---- DATA LISTING
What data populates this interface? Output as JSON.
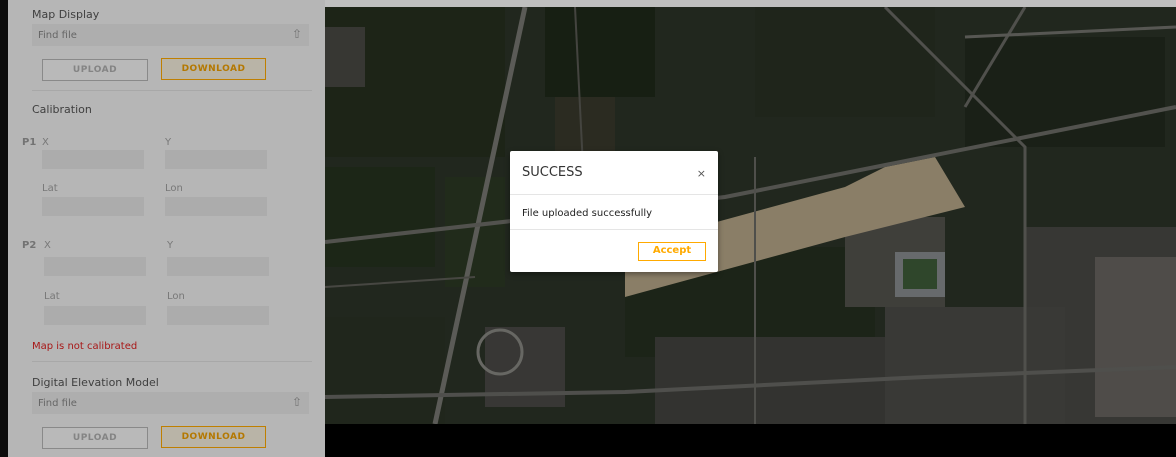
{
  "sidebar": {
    "map_display": {
      "title": "Map Display",
      "file_placeholder": "Find file",
      "upload_label": "UPLOAD",
      "download_label": "DOWNLOAD"
    },
    "calibration": {
      "title": "Calibration",
      "p1": {
        "label": "P1",
        "x": "X",
        "y": "Y",
        "lat": "Lat",
        "lon": "Lon"
      },
      "p2": {
        "label": "P2",
        "x": "X",
        "y": "Y",
        "lat": "Lat",
        "lon": "Lon"
      },
      "status": "Map is not calibrated"
    },
    "dem": {
      "title": "Digital Elevation Model",
      "file_placeholder": "Find file",
      "upload_label": "UPLOAD",
      "download_label": "DOWNLOAD"
    }
  },
  "dialog": {
    "title": "SUCCESS",
    "close": "×",
    "message": "File uploaded successfully",
    "accept": "Accept"
  },
  "icons": {
    "upload": "upload-icon",
    "close": "close-icon"
  },
  "colors": {
    "accent": "#ffaa00",
    "error": "#e02020"
  }
}
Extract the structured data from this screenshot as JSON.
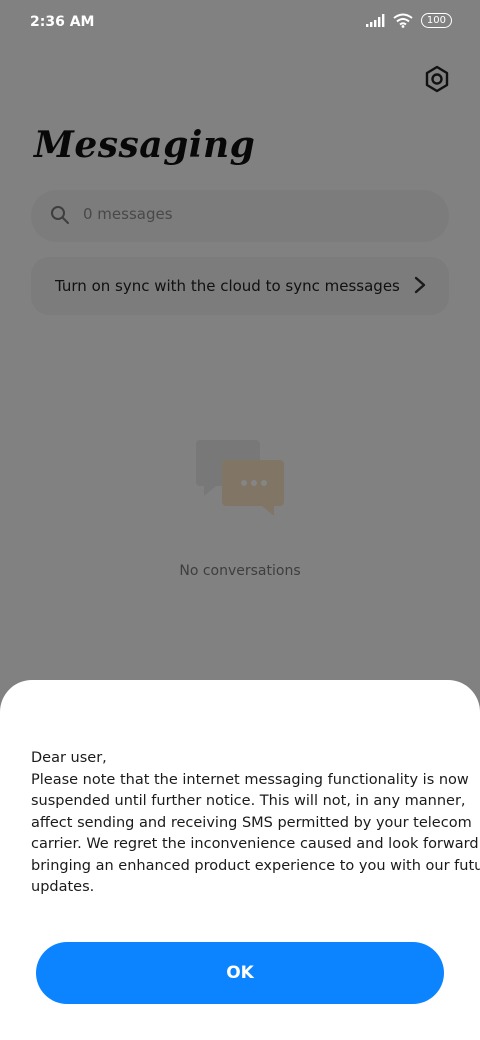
{
  "status_bar": {
    "time": "2:36 AM",
    "battery": "100"
  },
  "header": {
    "title": "Messaging",
    "settings_icon": "gear-icon"
  },
  "search": {
    "placeholder": "0 messages",
    "icon": "search-icon"
  },
  "sync_banner": {
    "label": "Turn on sync with the cloud to sync messages",
    "icon": "chevron-right-icon"
  },
  "empty_state": {
    "text": "No conversations",
    "icon": "chat-bubbles-icon"
  },
  "dialog": {
    "lines": [
      "Dear user,",
      "Please note that the internet messaging functionality is now",
      "suspended until further notice. This will not, in any manner,",
      "affect sending and receiving SMS permitted by your telecom",
      "carrier. We regret the inconvenience caused and look forward to",
      "bringing an enhanced product experience to you with our future",
      "updates."
    ],
    "ok_label": "OK"
  },
  "colors": {
    "accent": "#0d84ff",
    "overlay": "rgba(0,0,0,0.48)"
  }
}
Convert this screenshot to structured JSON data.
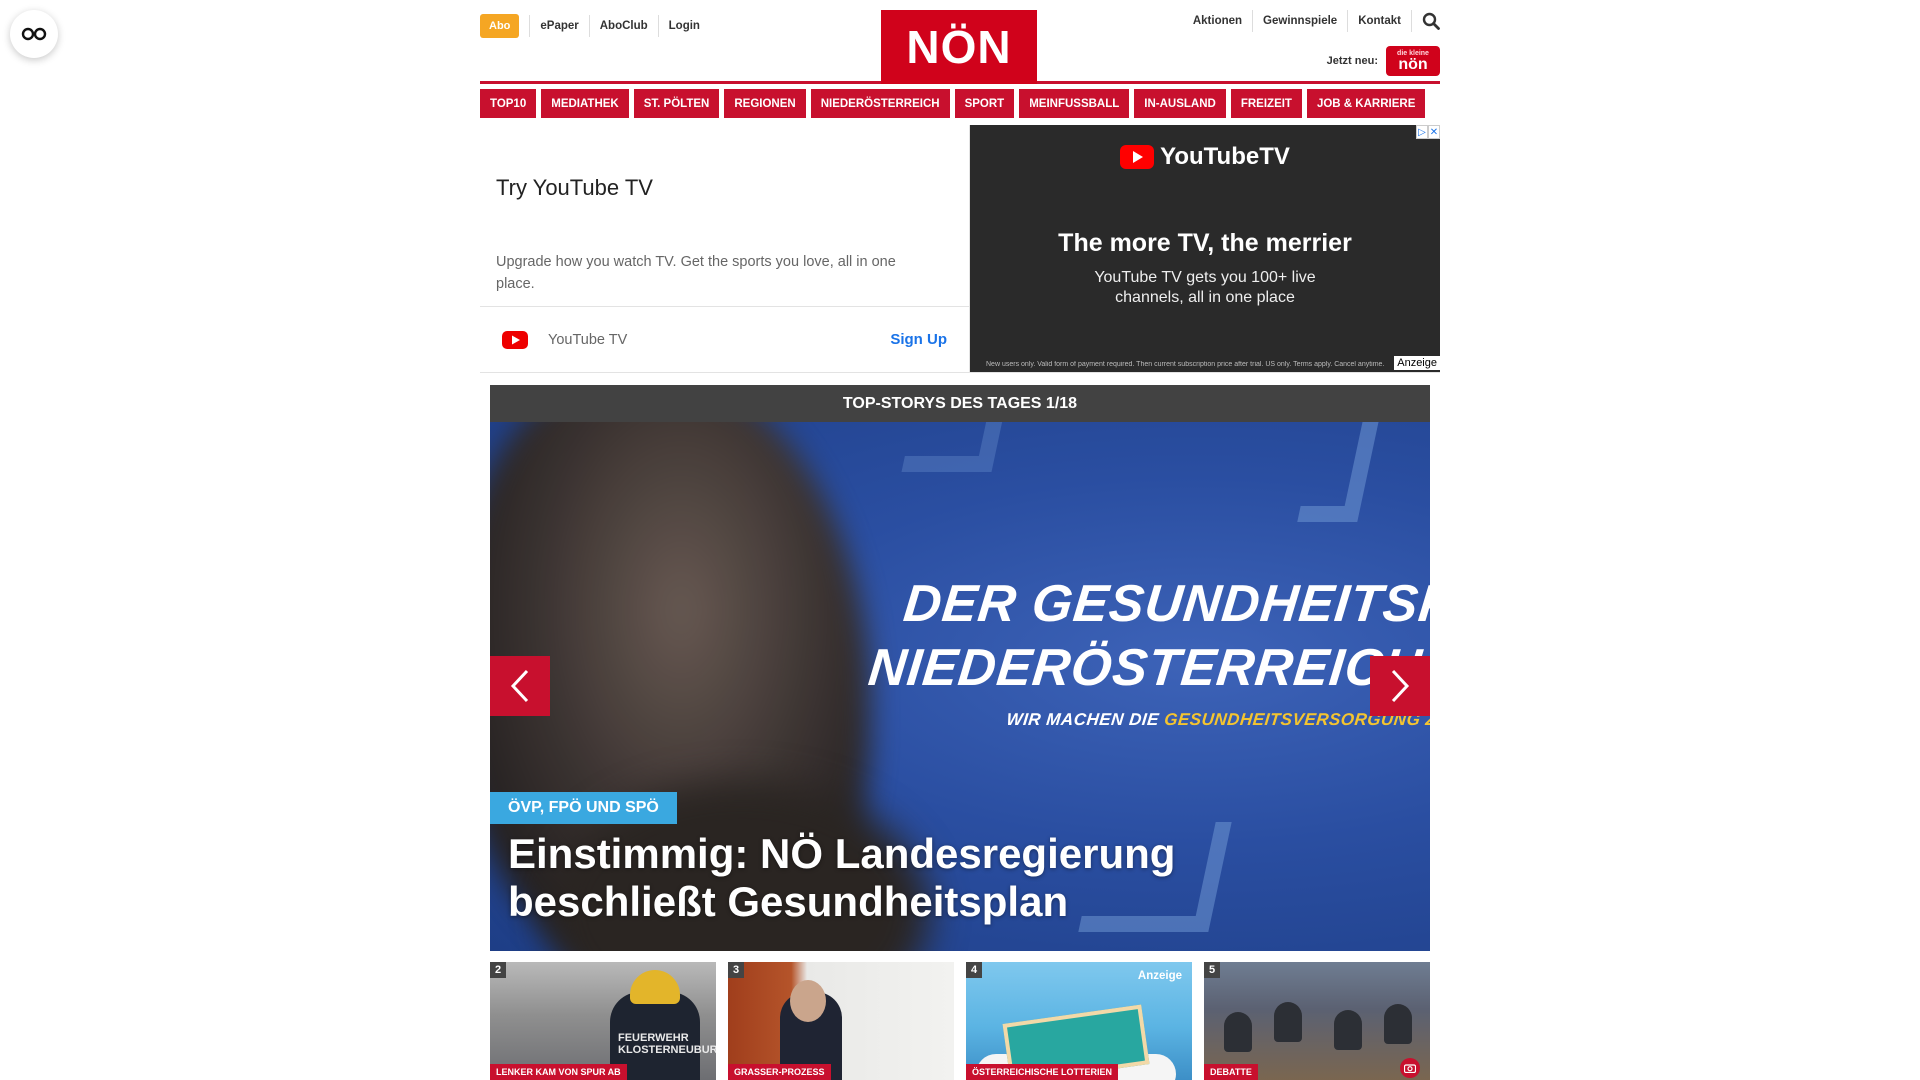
{
  "header": {
    "abo_label": "Abo",
    "left_links": [
      "ePaper",
      "AboClub",
      "Login"
    ],
    "logo_text": "NÖN",
    "right_links": [
      "Aktionen",
      "Gewinnspiele",
      "Kontakt"
    ],
    "jetzt_neu_label": "Jetzt neu:",
    "jetzt_badge_top": "die kleine",
    "jetzt_badge_main": "nön"
  },
  "nav": {
    "items": [
      "TOP10",
      "MEDIATHEK",
      "ST. PÖLTEN",
      "REGIONEN",
      "NIEDERÖSTERREICH",
      "SPORT",
      "MEINFUSSBALL",
      "IN-AUSLAND",
      "FREIZEIT",
      "JOB & KARRIERE"
    ]
  },
  "ad": {
    "title": "Try YouTube TV",
    "description": "Upgrade how you watch TV. Get the sports you love, all in one place.",
    "brand": "YouTube TV",
    "cta": "Sign Up",
    "banner_brand": "YouTubeTV",
    "banner_headline": "The more TV, the merrier",
    "banner_sub": "YouTube TV gets you 100+ live channels, all in one place",
    "banner_fine_print": "New users only. Valid form of payment required. Then current subscription price after trial. US only. Terms apply. Cancel anytime.",
    "anzeige_label": "Anzeige"
  },
  "carousel": {
    "title": "TOP-STORYS DES TAGES 1/18",
    "slide_line1": "DER GESUNDHEITSPLAN",
    "slide_line2": "NIEDERÖSTERREICH.",
    "slide_line3_prefix": "WIR MACHEN DIE",
    "slide_line3_highlight": "GESUNDHEITSVERSORGUNG ZUKUNFTSFIT.",
    "kicker": "ÖVP, FPÖ UND SPÖ",
    "headline_line1": "Einstimmig: NÖ Landesregierung",
    "headline_line2": "beschließt Gesundheitsplan"
  },
  "thumbs": [
    {
      "num": "2",
      "label": "LENKER KAM VON SPUR AB",
      "overlay": "FEUERWEHR KLOSTERNEUBURG"
    },
    {
      "num": "3",
      "label": "GRASSER-PROZESS"
    },
    {
      "num": "4",
      "label": "ÖSTERREICHISCHE LOTTERIEN",
      "anzeige": "Anzeige"
    },
    {
      "num": "5",
      "label": "DEBATTE"
    }
  ],
  "colors": {
    "brand_red": "#c8102e",
    "abo_orange": "#f5a623",
    "kicker_blue": "#3aa8e0",
    "link_blue": "#1a73e8"
  },
  "icons": {
    "widget": "glasses-icon",
    "search": "search-icon",
    "youtube": "youtube-play-icon",
    "arrow_left": "chevron-left-icon",
    "arrow_right": "chevron-right-icon",
    "camera": "camera-icon"
  }
}
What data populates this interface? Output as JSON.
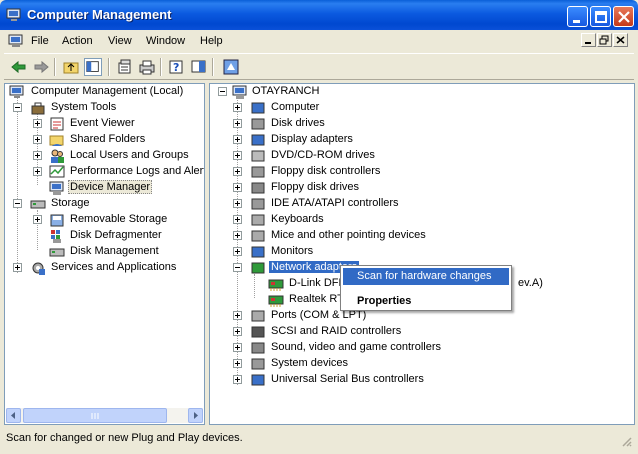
{
  "window": {
    "title": "Computer Management",
    "controls": {
      "minimize": "minimize",
      "maximize": "maximize",
      "close": "close"
    }
  },
  "menu": {
    "items": [
      "File",
      "Action",
      "View",
      "Window",
      "Help"
    ]
  },
  "toolbar": {
    "buttons": [
      "back-arrow-icon",
      "forward-arrow-icon",
      "up-folder-icon",
      "show-hide-tree-icon",
      "properties-icon",
      "print-icon",
      "help-icon",
      "help-topics-icon",
      "scan-hardware-icon"
    ]
  },
  "left_tree": {
    "root": "Computer Management (Local)",
    "system_tools": "System Tools",
    "event_viewer": "Event Viewer",
    "shared_folders": "Shared Folders",
    "local_users": "Local Users and Groups",
    "perf_logs": "Performance Logs and Alerts",
    "device_manager": "Device Manager",
    "storage": "Storage",
    "removable_storage": "Removable Storage",
    "disk_defrag": "Disk Defragmenter",
    "disk_management": "Disk Management",
    "services": "Services and Applications"
  },
  "right_tree": {
    "root": "OTAYRANCH",
    "categories": [
      "Computer",
      "Disk drives",
      "Display adapters",
      "DVD/CD-ROM drives",
      "Floppy disk controllers",
      "Floppy disk drives",
      "IDE ATA/ATAPI controllers",
      "Keyboards",
      "Mice and other pointing devices",
      "Monitors",
      "Network adapters"
    ],
    "network_children": [
      {
        "label": "D-Link DFE",
        "suffix": "ev.A)"
      },
      {
        "label": "Realtek RT",
        "suffix": ""
      }
    ],
    "after": [
      "Ports (COM & LPT)",
      "SCSI and RAID controllers",
      "Sound, video and game controllers",
      "System devices",
      "Universal Serial Bus controllers"
    ]
  },
  "context_menu": {
    "scan": "Scan for hardware changes",
    "properties": "Properties"
  },
  "status": {
    "text": "Scan for changed or new Plug and Play devices."
  },
  "colors": {
    "titlebar": "#0054e3",
    "selection": "#316ac5",
    "window_bg": "#ece9d8"
  }
}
--------
> PROBLEM STATEMENT: Reproduce the entries above exactly. Do not include the images.

> WRITTEN REPLY:
What data populates this interface? Output as JSON.
{
  "sidebar": {
    "map_display": {
      "title": "Map Display",
      "file_placeholder": "Find file",
      "upload_label": "UPLOAD",
      "download_label": "DOWNLOAD"
    },
    "calibration": {
      "title": "Calibration",
      "p1": {
        "label": "P1",
        "x": "X",
        "y": "Y",
        "lat": "Lat",
        "lon": "Lon"
      },
      "p2": {
        "label": "P2",
        "x": "X",
        "y": "Y",
        "lat": "Lat",
        "lon": "Lon"
      },
      "status": "Map is not calibrated"
    },
    "dem": {
      "title": "Digital Elevation Model",
      "file_placeholder": "Find file",
      "upload_label": "UPLOAD",
      "download_label": "DOWNLOAD"
    }
  },
  "dialog": {
    "title": "SUCCESS",
    "close": "×",
    "message": "File uploaded successfully",
    "accept": "Accept"
  },
  "icons": {
    "upload": "upload-icon",
    "close": "close-icon"
  },
  "colors": {
    "accent": "#ffaa00",
    "error": "#e02020"
  }
}
Extract the structured data from this screenshot as JSON.
{
  "status_bar": {
    "time": "2:36 AM",
    "battery": "100"
  },
  "header": {
    "title": "Messaging",
    "settings_icon": "gear-icon"
  },
  "search": {
    "placeholder": "0 messages",
    "icon": "search-icon"
  },
  "sync_banner": {
    "label": "Turn on sync with the cloud to sync messages",
    "icon": "chevron-right-icon"
  },
  "empty_state": {
    "text": "No conversations",
    "icon": "chat-bubbles-icon"
  },
  "dialog": {
    "lines": [
      "Dear user,",
      "Please note that the internet messaging functionality is now",
      "suspended until further notice. This will not, in any manner,",
      "affect sending and receiving SMS permitted by your telecom",
      "carrier. We regret the inconvenience caused and look forward to",
      "bringing an enhanced product experience to you with our future",
      "updates."
    ],
    "ok_label": "OK"
  },
  "colors": {
    "accent": "#0d84ff",
    "overlay": "rgba(0,0,0,0.48)"
  }
}
Convert this screenshot to structured JSON data.
{
  "header": {
    "abo_label": "Abo",
    "left_links": [
      "ePaper",
      "AboClub",
      "Login"
    ],
    "logo_text": "NÖN",
    "right_links": [
      "Aktionen",
      "Gewinnspiele",
      "Kontakt"
    ],
    "jetzt_neu_label": "Jetzt neu:",
    "jetzt_badge_top": "die kleine",
    "jetzt_badge_main": "nön"
  },
  "nav": {
    "items": [
      "TOP10",
      "MEDIATHEK",
      "ST. PÖLTEN",
      "REGIONEN",
      "NIEDERÖSTERREICH",
      "SPORT",
      "MEINFUSSBALL",
      "IN-AUSLAND",
      "FREIZEIT",
      "JOB & KARRIERE"
    ]
  },
  "ad": {
    "title": "Try YouTube TV",
    "description": "Upgrade how you watch TV. Get the sports you love, all in one place.",
    "brand": "YouTube TV",
    "cta": "Sign Up",
    "banner_brand": "YouTubeTV",
    "banner_headline": "The more TV, the merrier",
    "banner_sub": "YouTube TV gets you 100+ live channels, all in one place",
    "banner_fine_print": "New users only. Valid form of payment required. Then current subscription price after trial. US only. Terms apply. Cancel anytime.",
    "anzeige_label": "Anzeige"
  },
  "carousel": {
    "title": "TOP-STORYS DES TAGES 1/18",
    "slide_line1": "DER GESUNDHEITSPLAN",
    "slide_line2": "NIEDERÖSTERREICH.",
    "slide_line3_prefix": "WIR MACHEN DIE",
    "slide_line3_highlight": "GESUNDHEITSVERSORGUNG ZUKUNFTSFIT.",
    "kicker": "ÖVP, FPÖ UND SPÖ",
    "headline_line1": "Einstimmig: NÖ Landesregierung",
    "headline_line2": "beschließt Gesundheitsplan"
  },
  "thumbs": [
    {
      "num": "2",
      "label": "LENKER KAM VON SPUR AB",
      "overlay": "FEUERWEHR KLOSTERNEUBURG"
    },
    {
      "num": "3",
      "label": "GRASSER-PROZESS"
    },
    {
      "num": "4",
      "label": "ÖSTERREICHISCHE LOTTERIEN",
      "anzeige": "Anzeige"
    },
    {
      "num": "5",
      "label": "DEBATTE"
    }
  ],
  "colors": {
    "brand_red": "#c8102e",
    "abo_orange": "#f5a623",
    "kicker_blue": "#3aa8e0",
    "link_blue": "#1a73e8"
  },
  "icons": {
    "widget": "glasses-icon",
    "search": "search-icon",
    "youtube": "youtube-play-icon",
    "arrow_left": "chevron-left-icon",
    "arrow_right": "chevron-right-icon",
    "camera": "camera-icon"
  }
}
What data populates this interface? Output as JSON.
{
  "window": {
    "title": "Computer Management",
    "controls": {
      "minimize": "minimize",
      "maximize": "maximize",
      "close": "close"
    }
  },
  "menu": {
    "items": [
      "File",
      "Action",
      "View",
      "Window",
      "Help"
    ]
  },
  "toolbar": {
    "buttons": [
      "back-arrow-icon",
      "forward-arrow-icon",
      "up-folder-icon",
      "show-hide-tree-icon",
      "properties-icon",
      "print-icon",
      "help-icon",
      "help-topics-icon",
      "scan-hardware-icon"
    ]
  },
  "left_tree": {
    "root": "Computer Management (Local)",
    "system_tools": "System Tools",
    "event_viewer": "Event Viewer",
    "shared_folders": "Shared Folders",
    "local_users": "Local Users and Groups",
    "perf_logs": "Performance Logs and Alerts",
    "device_manager": "Device Manager",
    "storage": "Storage",
    "removable_storage": "Removable Storage",
    "disk_defrag": "Disk Defragmenter",
    "disk_management": "Disk Management",
    "services": "Services and Applications"
  },
  "right_tree": {
    "root": "OTAYRANCH",
    "categories": [
      "Computer",
      "Disk drives",
      "Display adapters",
      "DVD/CD-ROM drives",
      "Floppy disk controllers",
      "Floppy disk drives",
      "IDE ATA/ATAPI controllers",
      "Keyboards",
      "Mice and other pointing devices",
      "Monitors",
      "Network adapters"
    ],
    "network_children": [
      {
        "label": "D-Link DFE",
        "suffix": "ev.A)"
      },
      {
        "label": "Realtek RT",
        "suffix": ""
      }
    ],
    "after": [
      "Ports (COM & LPT)",
      "SCSI and RAID controllers",
      "Sound, video and game controllers",
      "System devices",
      "Universal Serial Bus controllers"
    ]
  },
  "context_menu": {
    "scan": "Scan for hardware changes",
    "properties": "Properties"
  },
  "status": {
    "text": "Scan for changed or new Plug and Play devices."
  },
  "colors": {
    "titlebar": "#0054e3",
    "selection": "#316ac5",
    "window_bg": "#ece9d8"
  }
}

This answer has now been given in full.